(Collected data entries)
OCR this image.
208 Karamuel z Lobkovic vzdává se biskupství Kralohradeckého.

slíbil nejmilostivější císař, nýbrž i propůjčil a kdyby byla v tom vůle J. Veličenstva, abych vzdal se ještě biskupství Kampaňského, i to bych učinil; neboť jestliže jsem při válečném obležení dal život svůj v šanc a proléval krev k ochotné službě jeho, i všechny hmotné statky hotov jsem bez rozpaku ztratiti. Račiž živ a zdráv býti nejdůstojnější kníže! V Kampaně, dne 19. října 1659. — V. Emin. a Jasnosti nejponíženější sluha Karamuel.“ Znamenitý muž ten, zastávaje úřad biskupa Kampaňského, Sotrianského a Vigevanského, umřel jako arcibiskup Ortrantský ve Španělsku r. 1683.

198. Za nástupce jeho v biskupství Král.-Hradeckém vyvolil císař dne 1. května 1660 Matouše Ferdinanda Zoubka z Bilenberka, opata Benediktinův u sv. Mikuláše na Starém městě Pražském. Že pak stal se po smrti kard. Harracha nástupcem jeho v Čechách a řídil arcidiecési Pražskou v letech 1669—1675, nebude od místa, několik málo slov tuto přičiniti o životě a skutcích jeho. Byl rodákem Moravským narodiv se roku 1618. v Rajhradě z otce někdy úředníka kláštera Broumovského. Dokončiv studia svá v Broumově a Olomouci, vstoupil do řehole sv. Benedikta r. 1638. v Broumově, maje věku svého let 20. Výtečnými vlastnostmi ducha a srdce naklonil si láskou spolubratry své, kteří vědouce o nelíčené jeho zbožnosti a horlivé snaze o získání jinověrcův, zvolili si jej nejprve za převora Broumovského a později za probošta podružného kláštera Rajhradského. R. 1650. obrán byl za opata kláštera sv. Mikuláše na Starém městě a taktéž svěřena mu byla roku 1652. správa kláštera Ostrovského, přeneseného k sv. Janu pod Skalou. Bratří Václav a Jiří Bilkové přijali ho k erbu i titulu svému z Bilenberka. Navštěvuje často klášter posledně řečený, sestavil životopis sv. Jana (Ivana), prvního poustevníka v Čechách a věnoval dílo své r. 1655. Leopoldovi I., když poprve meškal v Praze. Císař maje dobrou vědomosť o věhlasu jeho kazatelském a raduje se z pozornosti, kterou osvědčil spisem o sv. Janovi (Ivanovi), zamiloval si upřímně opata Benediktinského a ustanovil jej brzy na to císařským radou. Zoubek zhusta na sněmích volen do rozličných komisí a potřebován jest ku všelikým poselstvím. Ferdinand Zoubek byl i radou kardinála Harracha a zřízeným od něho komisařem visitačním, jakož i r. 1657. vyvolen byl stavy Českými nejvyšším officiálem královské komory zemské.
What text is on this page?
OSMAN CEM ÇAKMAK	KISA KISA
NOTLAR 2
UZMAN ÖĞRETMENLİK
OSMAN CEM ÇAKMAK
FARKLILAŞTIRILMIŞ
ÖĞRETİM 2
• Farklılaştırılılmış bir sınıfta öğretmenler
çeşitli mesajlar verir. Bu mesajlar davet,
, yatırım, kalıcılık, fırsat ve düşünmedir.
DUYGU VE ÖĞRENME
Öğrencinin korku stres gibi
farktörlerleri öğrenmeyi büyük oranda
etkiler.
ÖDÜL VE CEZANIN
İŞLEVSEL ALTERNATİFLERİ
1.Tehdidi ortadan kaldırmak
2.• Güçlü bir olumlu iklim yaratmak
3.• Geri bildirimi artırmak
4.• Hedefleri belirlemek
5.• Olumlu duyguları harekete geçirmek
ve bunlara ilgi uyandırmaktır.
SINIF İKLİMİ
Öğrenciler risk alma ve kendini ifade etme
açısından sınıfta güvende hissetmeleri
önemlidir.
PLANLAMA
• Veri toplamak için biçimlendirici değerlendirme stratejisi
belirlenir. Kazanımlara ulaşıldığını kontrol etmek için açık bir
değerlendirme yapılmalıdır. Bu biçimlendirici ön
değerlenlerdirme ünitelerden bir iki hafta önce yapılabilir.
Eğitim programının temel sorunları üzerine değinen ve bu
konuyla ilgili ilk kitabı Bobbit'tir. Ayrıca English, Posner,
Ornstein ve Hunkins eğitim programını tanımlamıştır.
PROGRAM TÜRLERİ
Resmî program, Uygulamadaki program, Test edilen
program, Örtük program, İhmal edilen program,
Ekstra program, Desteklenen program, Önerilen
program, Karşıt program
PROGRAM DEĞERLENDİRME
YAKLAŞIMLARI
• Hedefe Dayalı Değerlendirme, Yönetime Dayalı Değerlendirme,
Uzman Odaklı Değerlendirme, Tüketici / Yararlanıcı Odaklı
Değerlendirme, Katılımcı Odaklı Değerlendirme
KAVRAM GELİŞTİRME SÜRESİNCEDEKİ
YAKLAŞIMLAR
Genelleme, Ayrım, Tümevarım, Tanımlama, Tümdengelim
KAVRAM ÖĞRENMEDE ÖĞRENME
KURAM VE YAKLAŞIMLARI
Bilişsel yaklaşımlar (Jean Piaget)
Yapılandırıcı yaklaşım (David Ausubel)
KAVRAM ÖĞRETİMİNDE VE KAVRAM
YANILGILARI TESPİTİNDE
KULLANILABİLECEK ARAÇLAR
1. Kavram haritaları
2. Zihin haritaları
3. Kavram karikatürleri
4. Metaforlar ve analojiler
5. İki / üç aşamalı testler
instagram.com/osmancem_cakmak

◆ Task requirements
Using the listing above, pull out all lines that hold the word "YAKLAŞIMLARI".

◆ Exercise response
YAKLAŞIMLARI
KURAM VE YAKLAŞIMLARI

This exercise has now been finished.